AIM OF THE EXERCISE →
Filter the data for "this" and copy matching lines.

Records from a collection
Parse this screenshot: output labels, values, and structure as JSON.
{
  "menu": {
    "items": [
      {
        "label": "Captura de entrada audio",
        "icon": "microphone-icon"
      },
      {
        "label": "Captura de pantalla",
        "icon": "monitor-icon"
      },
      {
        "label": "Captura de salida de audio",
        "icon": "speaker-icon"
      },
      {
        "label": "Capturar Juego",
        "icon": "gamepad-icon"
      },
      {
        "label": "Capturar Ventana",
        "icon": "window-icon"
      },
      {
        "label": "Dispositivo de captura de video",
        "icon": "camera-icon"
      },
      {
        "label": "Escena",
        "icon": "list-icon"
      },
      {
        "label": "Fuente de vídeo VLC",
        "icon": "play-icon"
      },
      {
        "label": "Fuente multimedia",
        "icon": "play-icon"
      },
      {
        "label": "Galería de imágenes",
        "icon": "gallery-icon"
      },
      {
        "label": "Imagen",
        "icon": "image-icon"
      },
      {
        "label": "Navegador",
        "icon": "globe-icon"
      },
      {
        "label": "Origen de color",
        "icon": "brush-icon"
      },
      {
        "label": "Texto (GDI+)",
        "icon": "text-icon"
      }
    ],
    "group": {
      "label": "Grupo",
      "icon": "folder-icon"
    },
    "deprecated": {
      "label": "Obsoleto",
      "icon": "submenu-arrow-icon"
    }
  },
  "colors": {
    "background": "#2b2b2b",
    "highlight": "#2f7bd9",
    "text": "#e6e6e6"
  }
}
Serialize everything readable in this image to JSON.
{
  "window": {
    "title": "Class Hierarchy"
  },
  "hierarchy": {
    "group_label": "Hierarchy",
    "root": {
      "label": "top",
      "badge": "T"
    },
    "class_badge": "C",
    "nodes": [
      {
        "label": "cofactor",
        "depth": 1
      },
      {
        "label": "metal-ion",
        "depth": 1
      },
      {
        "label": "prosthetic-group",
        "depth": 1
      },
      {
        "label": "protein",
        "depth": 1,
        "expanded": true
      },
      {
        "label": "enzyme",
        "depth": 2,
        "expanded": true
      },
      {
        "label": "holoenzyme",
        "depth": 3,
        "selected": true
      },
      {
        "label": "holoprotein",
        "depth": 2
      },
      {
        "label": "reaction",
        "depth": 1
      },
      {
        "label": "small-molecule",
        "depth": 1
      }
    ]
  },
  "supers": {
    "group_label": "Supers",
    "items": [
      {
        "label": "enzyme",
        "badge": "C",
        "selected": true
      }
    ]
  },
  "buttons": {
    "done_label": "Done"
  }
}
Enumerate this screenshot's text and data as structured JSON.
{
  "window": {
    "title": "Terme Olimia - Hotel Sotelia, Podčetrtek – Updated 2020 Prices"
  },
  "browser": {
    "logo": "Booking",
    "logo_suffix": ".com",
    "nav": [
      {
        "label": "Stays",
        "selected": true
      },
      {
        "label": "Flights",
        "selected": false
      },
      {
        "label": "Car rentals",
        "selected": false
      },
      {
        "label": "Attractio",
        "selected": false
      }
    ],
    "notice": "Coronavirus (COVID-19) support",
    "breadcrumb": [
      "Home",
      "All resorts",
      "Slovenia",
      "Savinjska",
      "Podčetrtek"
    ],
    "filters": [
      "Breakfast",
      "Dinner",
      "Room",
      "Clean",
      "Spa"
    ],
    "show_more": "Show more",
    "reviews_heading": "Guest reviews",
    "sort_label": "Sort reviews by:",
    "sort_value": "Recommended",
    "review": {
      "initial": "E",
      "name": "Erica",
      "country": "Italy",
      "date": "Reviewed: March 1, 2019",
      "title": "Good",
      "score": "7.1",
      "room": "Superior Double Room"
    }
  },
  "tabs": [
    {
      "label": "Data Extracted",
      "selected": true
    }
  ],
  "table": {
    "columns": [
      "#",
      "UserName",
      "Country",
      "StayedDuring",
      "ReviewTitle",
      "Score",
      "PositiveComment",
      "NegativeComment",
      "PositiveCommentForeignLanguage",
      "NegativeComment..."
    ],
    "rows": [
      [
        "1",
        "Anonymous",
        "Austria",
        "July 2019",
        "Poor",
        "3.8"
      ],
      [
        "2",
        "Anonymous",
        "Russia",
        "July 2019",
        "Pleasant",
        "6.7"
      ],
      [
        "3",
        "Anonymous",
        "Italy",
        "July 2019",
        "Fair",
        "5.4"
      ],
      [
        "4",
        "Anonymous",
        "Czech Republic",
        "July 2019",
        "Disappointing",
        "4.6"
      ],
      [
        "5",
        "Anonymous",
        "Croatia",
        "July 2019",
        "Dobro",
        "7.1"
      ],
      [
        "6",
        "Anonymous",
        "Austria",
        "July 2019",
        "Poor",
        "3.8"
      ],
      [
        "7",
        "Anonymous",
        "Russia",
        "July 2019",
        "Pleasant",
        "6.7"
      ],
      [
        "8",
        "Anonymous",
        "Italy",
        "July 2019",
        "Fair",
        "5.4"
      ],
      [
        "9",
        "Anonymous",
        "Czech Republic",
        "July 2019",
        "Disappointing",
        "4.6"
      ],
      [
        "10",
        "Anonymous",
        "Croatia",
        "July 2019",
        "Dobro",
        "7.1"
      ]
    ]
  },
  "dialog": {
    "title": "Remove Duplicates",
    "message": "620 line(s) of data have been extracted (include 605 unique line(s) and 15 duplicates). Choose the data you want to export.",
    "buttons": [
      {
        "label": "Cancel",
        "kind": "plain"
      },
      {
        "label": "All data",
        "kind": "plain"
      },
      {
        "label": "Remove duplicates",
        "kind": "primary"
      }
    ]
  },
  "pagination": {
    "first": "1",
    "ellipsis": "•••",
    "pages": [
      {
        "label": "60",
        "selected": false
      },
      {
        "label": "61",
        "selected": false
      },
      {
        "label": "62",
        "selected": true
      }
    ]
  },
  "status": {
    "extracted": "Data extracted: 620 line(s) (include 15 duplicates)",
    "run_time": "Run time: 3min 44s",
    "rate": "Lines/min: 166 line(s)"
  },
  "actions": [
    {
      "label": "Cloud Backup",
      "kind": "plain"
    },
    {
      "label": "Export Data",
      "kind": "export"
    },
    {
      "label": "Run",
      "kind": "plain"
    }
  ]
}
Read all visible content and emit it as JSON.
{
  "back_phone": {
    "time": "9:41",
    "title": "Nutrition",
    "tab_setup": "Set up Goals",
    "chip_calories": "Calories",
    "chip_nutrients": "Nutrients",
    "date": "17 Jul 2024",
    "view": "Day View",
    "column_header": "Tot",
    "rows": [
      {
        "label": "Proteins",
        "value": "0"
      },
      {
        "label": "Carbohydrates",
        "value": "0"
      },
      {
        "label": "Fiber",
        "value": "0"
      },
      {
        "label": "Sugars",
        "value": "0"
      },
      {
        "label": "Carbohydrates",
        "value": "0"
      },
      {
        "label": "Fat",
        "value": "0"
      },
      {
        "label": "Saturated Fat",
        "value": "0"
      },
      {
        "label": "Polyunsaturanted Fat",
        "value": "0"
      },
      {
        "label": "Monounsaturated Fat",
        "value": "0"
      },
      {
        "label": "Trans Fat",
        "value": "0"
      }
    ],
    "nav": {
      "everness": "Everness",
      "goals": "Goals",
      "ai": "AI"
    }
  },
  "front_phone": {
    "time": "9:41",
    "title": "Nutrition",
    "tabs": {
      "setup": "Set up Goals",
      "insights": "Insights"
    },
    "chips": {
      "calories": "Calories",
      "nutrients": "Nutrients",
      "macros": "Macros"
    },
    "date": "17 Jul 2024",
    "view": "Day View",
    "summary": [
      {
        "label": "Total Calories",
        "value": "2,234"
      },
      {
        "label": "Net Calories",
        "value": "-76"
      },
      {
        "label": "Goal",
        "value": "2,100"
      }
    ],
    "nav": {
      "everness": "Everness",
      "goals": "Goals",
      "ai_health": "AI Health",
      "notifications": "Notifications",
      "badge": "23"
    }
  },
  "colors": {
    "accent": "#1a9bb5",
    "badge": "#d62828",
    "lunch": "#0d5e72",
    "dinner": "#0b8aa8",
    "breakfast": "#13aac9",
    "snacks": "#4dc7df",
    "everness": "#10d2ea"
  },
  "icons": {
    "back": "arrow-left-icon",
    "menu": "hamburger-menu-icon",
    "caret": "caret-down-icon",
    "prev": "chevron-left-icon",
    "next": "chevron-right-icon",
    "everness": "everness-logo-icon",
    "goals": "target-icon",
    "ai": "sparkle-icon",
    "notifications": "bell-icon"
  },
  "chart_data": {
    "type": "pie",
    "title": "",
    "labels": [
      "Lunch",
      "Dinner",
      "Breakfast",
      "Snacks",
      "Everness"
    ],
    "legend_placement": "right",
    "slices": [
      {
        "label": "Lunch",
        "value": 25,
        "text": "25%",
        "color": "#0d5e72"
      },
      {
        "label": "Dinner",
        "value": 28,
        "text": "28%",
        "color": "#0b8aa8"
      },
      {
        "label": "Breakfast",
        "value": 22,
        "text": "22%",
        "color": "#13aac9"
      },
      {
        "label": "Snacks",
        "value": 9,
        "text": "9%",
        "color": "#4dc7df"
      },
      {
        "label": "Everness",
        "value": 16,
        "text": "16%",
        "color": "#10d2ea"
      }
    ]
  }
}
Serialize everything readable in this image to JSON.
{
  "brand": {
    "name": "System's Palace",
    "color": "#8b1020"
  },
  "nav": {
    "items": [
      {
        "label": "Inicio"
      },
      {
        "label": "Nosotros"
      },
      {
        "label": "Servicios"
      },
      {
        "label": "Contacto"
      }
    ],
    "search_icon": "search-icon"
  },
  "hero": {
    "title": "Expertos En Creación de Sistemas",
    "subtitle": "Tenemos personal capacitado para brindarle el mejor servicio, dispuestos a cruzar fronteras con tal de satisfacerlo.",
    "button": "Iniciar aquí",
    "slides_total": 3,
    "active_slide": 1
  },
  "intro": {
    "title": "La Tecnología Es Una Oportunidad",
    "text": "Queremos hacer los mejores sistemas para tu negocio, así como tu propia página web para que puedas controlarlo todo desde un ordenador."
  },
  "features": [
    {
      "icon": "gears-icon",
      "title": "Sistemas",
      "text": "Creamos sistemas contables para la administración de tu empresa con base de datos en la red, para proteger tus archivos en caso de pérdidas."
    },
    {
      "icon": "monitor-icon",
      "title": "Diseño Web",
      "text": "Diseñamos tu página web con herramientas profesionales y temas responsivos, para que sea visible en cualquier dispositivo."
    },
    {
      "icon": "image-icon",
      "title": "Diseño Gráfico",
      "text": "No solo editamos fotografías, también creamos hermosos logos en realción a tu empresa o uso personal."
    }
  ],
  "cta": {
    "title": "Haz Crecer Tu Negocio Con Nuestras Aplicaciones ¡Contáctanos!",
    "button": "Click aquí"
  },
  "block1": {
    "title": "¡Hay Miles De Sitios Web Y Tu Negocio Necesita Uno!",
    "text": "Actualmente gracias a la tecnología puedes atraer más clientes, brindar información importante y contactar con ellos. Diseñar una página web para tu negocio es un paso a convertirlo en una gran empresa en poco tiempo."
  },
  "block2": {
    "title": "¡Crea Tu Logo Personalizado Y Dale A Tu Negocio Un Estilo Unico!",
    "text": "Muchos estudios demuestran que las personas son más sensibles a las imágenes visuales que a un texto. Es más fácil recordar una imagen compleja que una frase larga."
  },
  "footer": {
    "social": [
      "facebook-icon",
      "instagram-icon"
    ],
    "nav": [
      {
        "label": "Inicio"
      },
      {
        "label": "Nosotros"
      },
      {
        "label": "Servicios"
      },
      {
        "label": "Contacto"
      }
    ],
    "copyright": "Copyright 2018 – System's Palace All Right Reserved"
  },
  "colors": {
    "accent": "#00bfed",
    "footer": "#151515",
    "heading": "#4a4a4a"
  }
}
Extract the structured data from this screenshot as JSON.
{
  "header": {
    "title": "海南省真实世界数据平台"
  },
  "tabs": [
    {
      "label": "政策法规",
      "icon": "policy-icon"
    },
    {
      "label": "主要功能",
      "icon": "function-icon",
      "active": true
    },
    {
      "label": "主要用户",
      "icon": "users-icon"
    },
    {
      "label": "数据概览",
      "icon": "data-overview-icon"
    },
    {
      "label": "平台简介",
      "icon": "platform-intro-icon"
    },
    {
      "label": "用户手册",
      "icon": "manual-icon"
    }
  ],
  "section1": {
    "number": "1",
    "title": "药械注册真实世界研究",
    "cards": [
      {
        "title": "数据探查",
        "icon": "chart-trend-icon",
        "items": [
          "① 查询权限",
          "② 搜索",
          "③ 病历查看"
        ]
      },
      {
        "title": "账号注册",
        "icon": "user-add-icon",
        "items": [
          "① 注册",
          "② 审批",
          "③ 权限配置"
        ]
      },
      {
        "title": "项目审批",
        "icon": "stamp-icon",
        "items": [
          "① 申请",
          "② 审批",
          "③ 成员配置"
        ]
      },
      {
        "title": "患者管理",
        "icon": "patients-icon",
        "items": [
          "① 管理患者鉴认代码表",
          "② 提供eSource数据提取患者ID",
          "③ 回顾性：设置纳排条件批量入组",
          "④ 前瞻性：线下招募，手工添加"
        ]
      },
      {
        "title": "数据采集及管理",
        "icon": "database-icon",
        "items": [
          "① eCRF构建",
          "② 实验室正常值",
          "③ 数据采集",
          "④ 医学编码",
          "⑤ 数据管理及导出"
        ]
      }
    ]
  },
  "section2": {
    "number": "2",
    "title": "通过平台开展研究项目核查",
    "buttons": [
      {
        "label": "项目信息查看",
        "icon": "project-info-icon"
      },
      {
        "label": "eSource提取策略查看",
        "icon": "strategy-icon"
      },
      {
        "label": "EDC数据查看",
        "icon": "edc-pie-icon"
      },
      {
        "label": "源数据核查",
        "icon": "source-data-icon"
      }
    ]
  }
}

YOUR RESPONSE →
Parse this screenshot: output labels, values, and structure as JSON.
Serialize everything readable in this image to JSON.
Enumerate this screenshot's text and data as structured JSON.
Serialize everything readable in this image to JSON.
Extract the structured data from this screenshot as JSON.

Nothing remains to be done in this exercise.